== Data lines ==

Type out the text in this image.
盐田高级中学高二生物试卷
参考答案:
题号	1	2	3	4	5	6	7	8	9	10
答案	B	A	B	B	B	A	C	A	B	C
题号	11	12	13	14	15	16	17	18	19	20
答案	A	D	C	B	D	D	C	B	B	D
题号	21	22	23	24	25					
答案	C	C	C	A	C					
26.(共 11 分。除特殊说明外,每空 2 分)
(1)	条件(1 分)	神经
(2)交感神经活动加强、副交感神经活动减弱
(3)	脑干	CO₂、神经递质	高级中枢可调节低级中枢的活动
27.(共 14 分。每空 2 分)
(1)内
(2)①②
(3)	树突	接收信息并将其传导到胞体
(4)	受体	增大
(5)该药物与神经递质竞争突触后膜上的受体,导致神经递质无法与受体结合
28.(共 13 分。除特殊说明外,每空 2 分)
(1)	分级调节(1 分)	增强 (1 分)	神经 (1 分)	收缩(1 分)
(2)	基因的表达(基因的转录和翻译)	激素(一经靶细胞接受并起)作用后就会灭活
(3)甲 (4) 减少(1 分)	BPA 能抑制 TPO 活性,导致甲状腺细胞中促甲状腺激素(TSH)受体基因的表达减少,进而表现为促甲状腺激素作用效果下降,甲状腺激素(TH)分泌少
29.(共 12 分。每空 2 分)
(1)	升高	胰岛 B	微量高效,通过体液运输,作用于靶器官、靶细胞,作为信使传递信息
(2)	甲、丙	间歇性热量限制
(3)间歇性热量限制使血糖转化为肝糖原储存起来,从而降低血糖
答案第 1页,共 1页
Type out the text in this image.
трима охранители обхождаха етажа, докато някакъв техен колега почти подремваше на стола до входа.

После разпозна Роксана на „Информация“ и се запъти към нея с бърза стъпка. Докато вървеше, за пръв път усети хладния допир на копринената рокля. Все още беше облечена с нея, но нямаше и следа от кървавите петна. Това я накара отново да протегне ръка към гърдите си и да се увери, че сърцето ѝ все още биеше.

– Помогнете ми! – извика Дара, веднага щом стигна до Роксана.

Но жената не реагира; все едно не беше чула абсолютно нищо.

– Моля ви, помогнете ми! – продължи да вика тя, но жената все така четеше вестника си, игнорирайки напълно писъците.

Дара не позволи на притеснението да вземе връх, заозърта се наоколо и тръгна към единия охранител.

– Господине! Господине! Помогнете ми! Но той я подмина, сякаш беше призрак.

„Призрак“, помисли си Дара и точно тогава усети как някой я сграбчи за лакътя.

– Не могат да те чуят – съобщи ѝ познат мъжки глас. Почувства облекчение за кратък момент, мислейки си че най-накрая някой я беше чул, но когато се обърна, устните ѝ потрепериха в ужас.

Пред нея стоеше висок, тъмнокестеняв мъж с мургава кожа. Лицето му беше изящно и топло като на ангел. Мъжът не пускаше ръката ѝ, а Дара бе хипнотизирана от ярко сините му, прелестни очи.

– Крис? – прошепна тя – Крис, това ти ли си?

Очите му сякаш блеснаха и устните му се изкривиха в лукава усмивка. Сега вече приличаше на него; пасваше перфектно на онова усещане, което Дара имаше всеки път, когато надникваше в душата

===

Job >> Copy out the whole listing exactly as written.

Reply to the exercise >>
Type out the text in this image.
盐田高级中学高二生物试卷
参考答案:
题号	1	2	3	4	5	6	7	8	9	10
答案	B	A	B	B	B	A	C	A	B	C
题号	11	12	13	14	15	16	17	18	19	20
答案	A	D	C	B	D	D	C	B	B	D
题号	21	22	23	24	25					
答案	C	C	C	A	C					
26.(共 11 分。除特殊说明外,每空 2 分)
(1)	条件(1 分)	神经
(2)交感神经活动加强、副交感神经活动减弱
(3)	脑干	CO₂、神经递质	高级中枢可调节低级中枢的活动
27.(共 14 分。每空 2 分)
(1)内
(2)①②
(3)	树突	接收信息并将其传导到胞体
(4)	受体	增大
(5)该药物与神经递质竞争突触后膜上的受体,导致神经递质无法与受体结合
28.(共 13 分。除特殊说明外,每空 2 分)
(1)	分级调节(1 分)	增强 (1 分)	神经 (1 分)	收缩(1 分)
(2)	基因的表达(基因的转录和翻译)	激素(一经靶细胞接受并起)作用后就会灭活
(3)甲 (4) 减少(1 分)	BPA 能抑制 TPO 活性,导致甲状腺细胞中促甲状腺激素(TSH)受体基因的表达减少,进而表现为促甲状腺激素作用效果下降,甲状腺激素(TH)分泌少
29.(共 12 分。每空 2 分)
(1)	升高	胰岛 B	微量高效,通过体液运输,作用于靶器官、靶细胞,作为信使传递信息
(2)	甲、丙	间歇性热量限制
(3)间歇性热量限制使血糖转化为肝糖原储存起来,从而降低血糖
答案第 1页,共 1页
Type out the text in this image.
трима охранители обхождаха етажа, докато някакъв техен колега почти подремваше на стола до входа.

После разпозна Роксана на „Информация“ и се запъти към нея с бърза стъпка. Докато вървеше, за пръв път усети хладния допир на копринената рокля. Все още беше облечена с нея, но нямаше и следа от кървавите петна. Това я накара отново да протегне ръка към гърдите си и да се увери, че сърцето ѝ все още биеше.

– Помогнете ми! – извика Дара, веднага щом стигна до Роксана.

Но жената не реагира; все едно не беше чула абсолютно нищо.

– Моля ви, помогнете ми! – продължи да вика тя, но жената все така четеше вестника си, игнорирайки напълно писъците.

Дара не позволи на притеснението да вземе връх, заозърта се наоколо и тръгна към единия охранител.

– Господине! Господине! Помогнете ми! Но той я подмина, сякаш беше призрак.

„Призрак“, помисли си Дара и точно тогава усети как някой я сграбчи за лакътя.

– Не могат да те чуят – съобщи ѝ познат мъжки глас. Почувства облекчение за кратък момент, мислейки си че най-накрая някой я беше чул, но когато се обърна, устните ѝ потрепериха в ужас.

Пред нея стоеше висок, тъмнокестеняв мъж с мургава кожа. Лицето му беше изящно и топло като на ангел. Мъжът не пускаше ръката ѝ, а Дара бе хипнотизирана от ярко сините му, прелестни очи.

– Крис? – прошепна тя – Крис, това ти ли си?

Очите му сякаш блеснаха и устните му се изкривиха в лукава усмивка. Сега вече приличаше на него; пасваше перфектно на онова усещане, което Дара имаше всеки път, когато надникваше в душата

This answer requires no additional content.